# start of Exercise materials

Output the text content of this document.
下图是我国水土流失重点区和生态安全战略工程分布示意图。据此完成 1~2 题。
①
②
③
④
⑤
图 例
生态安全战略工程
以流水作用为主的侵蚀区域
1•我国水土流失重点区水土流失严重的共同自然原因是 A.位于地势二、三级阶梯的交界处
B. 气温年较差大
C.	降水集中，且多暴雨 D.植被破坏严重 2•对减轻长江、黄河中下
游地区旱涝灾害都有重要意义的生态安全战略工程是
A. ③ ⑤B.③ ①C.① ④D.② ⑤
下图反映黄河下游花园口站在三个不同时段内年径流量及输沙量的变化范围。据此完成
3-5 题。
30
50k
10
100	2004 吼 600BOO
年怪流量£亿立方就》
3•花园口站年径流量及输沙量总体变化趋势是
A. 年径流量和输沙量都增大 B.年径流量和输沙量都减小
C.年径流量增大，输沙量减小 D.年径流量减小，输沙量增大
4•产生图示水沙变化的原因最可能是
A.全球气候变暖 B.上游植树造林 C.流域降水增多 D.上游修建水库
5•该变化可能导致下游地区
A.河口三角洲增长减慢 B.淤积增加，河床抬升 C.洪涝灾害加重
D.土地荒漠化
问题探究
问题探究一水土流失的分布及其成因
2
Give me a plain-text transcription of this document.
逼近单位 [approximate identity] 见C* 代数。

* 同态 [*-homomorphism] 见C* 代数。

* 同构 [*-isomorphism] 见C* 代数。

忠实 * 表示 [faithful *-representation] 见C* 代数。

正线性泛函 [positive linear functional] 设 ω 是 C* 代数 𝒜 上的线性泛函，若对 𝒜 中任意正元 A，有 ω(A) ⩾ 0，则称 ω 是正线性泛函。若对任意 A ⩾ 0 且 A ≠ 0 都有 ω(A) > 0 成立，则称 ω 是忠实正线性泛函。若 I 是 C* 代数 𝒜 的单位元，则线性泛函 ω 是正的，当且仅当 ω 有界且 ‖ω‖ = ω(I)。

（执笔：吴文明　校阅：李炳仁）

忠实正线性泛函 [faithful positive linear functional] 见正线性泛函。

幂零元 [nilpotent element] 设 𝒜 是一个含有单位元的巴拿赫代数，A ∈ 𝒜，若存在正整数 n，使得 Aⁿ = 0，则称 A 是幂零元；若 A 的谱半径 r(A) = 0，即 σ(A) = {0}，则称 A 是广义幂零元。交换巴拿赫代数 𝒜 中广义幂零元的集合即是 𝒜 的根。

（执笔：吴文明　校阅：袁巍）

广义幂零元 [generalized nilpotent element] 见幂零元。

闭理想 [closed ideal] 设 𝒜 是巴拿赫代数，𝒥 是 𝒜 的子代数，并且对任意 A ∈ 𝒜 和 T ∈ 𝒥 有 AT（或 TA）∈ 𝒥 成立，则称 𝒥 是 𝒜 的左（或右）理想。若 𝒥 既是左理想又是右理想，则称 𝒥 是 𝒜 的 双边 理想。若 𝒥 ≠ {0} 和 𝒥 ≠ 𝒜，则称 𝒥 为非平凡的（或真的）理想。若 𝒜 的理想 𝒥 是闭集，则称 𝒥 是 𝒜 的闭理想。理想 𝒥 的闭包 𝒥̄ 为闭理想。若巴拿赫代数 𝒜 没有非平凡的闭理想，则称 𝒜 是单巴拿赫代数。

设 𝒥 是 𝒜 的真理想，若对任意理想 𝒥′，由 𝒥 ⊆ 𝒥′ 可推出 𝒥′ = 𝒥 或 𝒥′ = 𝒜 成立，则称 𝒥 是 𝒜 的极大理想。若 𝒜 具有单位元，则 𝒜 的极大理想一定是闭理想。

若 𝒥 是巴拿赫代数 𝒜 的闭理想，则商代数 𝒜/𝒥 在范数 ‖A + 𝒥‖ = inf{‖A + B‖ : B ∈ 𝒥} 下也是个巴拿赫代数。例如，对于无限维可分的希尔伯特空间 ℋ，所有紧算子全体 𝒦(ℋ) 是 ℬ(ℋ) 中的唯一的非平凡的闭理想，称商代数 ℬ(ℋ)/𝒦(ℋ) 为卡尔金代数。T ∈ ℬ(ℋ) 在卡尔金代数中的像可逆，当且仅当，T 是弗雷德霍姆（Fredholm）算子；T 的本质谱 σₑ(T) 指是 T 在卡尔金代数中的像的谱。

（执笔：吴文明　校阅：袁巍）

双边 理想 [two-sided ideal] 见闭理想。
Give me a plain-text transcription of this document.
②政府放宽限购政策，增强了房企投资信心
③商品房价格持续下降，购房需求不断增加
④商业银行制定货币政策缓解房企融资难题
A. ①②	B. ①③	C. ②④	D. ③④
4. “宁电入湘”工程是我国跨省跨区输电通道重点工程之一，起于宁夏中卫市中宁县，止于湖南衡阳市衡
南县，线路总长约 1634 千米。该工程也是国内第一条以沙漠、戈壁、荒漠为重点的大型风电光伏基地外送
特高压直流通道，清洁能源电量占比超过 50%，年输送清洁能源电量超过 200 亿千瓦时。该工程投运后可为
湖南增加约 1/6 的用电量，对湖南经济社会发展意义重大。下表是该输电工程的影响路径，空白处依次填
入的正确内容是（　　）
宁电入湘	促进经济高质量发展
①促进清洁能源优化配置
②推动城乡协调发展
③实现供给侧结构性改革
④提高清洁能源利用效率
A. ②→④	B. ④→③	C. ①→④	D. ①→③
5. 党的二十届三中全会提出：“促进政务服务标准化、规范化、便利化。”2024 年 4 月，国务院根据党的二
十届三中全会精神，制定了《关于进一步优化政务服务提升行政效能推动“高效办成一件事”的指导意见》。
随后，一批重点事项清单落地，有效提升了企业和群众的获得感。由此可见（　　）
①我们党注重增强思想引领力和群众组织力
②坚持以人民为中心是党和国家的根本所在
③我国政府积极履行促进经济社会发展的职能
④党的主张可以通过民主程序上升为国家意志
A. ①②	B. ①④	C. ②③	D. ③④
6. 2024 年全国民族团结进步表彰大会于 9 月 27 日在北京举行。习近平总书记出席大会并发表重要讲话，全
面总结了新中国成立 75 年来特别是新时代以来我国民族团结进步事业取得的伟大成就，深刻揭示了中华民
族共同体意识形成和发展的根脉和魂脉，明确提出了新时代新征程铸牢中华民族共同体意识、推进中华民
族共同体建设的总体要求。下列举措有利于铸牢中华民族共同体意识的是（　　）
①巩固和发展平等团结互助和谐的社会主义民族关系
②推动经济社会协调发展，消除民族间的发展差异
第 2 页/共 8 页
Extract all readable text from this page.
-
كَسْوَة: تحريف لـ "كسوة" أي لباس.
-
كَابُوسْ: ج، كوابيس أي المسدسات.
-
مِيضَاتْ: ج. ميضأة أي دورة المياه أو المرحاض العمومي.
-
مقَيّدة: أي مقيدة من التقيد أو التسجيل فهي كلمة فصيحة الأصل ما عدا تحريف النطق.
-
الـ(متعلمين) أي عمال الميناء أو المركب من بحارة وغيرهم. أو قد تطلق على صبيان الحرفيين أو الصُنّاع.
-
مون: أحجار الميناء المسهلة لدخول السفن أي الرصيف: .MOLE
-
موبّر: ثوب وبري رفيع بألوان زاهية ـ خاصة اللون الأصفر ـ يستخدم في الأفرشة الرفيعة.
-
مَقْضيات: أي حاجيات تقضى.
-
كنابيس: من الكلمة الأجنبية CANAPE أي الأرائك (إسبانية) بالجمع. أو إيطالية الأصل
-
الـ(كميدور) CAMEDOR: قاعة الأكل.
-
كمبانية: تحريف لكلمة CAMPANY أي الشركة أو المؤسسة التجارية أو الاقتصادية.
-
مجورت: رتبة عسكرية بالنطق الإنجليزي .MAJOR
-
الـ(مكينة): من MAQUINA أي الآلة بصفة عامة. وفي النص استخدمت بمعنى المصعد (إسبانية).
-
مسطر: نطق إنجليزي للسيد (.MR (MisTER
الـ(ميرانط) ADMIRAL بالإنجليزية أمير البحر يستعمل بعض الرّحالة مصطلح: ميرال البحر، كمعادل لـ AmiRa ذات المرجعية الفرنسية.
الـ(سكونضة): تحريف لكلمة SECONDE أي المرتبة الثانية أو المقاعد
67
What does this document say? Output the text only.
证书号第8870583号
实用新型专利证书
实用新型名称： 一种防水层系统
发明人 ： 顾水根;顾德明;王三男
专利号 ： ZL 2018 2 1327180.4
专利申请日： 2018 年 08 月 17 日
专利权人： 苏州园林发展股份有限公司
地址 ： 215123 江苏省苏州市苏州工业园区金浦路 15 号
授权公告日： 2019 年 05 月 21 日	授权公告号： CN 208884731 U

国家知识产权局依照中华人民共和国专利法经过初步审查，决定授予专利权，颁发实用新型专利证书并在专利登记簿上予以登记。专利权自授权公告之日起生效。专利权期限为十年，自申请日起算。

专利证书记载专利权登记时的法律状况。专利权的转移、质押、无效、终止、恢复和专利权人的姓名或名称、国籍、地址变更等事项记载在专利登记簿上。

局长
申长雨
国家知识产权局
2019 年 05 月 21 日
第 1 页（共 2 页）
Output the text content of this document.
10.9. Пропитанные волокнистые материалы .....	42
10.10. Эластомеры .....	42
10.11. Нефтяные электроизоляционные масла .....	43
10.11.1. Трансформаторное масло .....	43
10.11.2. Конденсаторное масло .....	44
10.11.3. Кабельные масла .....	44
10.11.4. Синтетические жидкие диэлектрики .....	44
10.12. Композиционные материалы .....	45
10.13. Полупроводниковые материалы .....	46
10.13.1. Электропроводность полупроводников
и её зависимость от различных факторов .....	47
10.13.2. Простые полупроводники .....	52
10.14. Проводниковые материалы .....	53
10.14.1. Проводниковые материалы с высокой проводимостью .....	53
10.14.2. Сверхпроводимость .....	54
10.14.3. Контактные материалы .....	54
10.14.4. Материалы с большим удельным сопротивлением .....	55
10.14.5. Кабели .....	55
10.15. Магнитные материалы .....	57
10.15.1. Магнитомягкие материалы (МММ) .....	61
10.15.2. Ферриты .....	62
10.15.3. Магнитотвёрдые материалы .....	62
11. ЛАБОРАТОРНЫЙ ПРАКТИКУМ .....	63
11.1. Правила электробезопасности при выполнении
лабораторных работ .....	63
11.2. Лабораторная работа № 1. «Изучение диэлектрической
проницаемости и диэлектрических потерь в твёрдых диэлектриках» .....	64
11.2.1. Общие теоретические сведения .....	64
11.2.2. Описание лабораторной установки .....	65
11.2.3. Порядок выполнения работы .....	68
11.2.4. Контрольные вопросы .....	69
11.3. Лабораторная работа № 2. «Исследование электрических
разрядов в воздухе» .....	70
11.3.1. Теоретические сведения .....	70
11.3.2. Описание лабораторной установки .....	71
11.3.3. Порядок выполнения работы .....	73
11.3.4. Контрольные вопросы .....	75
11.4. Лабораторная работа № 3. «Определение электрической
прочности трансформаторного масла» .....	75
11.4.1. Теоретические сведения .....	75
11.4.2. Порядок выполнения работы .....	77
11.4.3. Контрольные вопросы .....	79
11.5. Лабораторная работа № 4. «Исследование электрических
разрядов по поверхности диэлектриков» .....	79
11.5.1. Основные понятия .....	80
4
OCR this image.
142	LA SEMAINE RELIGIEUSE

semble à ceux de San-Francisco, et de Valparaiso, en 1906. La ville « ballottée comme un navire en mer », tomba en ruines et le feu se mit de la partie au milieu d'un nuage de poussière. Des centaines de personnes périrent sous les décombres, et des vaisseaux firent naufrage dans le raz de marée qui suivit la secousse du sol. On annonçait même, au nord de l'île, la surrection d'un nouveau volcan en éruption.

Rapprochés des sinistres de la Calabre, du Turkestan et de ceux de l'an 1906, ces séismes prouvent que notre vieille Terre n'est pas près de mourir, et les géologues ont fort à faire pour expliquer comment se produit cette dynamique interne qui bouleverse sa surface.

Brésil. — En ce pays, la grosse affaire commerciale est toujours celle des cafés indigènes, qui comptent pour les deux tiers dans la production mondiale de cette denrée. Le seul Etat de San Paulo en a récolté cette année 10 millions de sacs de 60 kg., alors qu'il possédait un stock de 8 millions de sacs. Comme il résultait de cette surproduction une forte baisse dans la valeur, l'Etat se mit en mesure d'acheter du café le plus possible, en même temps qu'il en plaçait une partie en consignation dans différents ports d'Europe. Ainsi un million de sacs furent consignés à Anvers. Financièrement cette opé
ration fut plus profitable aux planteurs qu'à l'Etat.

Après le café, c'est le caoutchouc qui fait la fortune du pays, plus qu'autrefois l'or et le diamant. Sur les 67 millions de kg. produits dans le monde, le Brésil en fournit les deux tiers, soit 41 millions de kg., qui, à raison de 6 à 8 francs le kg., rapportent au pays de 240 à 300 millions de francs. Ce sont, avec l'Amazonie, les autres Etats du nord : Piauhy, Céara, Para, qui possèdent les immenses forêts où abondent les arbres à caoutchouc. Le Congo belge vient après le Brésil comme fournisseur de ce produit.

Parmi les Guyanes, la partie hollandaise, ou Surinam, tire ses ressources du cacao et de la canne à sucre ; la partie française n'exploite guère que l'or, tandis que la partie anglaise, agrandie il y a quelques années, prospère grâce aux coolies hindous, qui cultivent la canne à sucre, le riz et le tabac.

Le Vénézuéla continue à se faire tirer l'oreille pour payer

# end of Exercise materials

In the records above, collect each line with "nord".

Correct response>
semble à ceux de San-Francisco, et de Valparaiso, en 1906. La ville « ballottée comme un navire en mer », tomba en ruines et le feu se mit de la partie au milieu d'un nuage de poussière. Des centaines de personnes périrent sous les décombres, et des vaisseaux firent naufrage dans le raz de marée qui suivit la secousse du sol. On annonçait même, au nord de l'île, la surrection d'un nouveau volcan en éruption.
Après le café, c'est le caoutchouc qui fait la fortune du pays, plus qu'autrefois l'or et le diamant. Sur les 67 millions de kg. produits dans le monde, le Brésil en fournit les deux tiers, soit 41 millions de kg., qui, à raison de 6 à 8 francs le kg., rapportent au pays de 240 à 300 millions de francs. Ce sont, avec l'Amazonie, les autres Etats du nord : Piauhy, Céara, Para, qui possèdent les immenses forêts où abondent les arbres à caoutchouc. Le Congo belge vient après le Brésil comme fournisseur de ce produit.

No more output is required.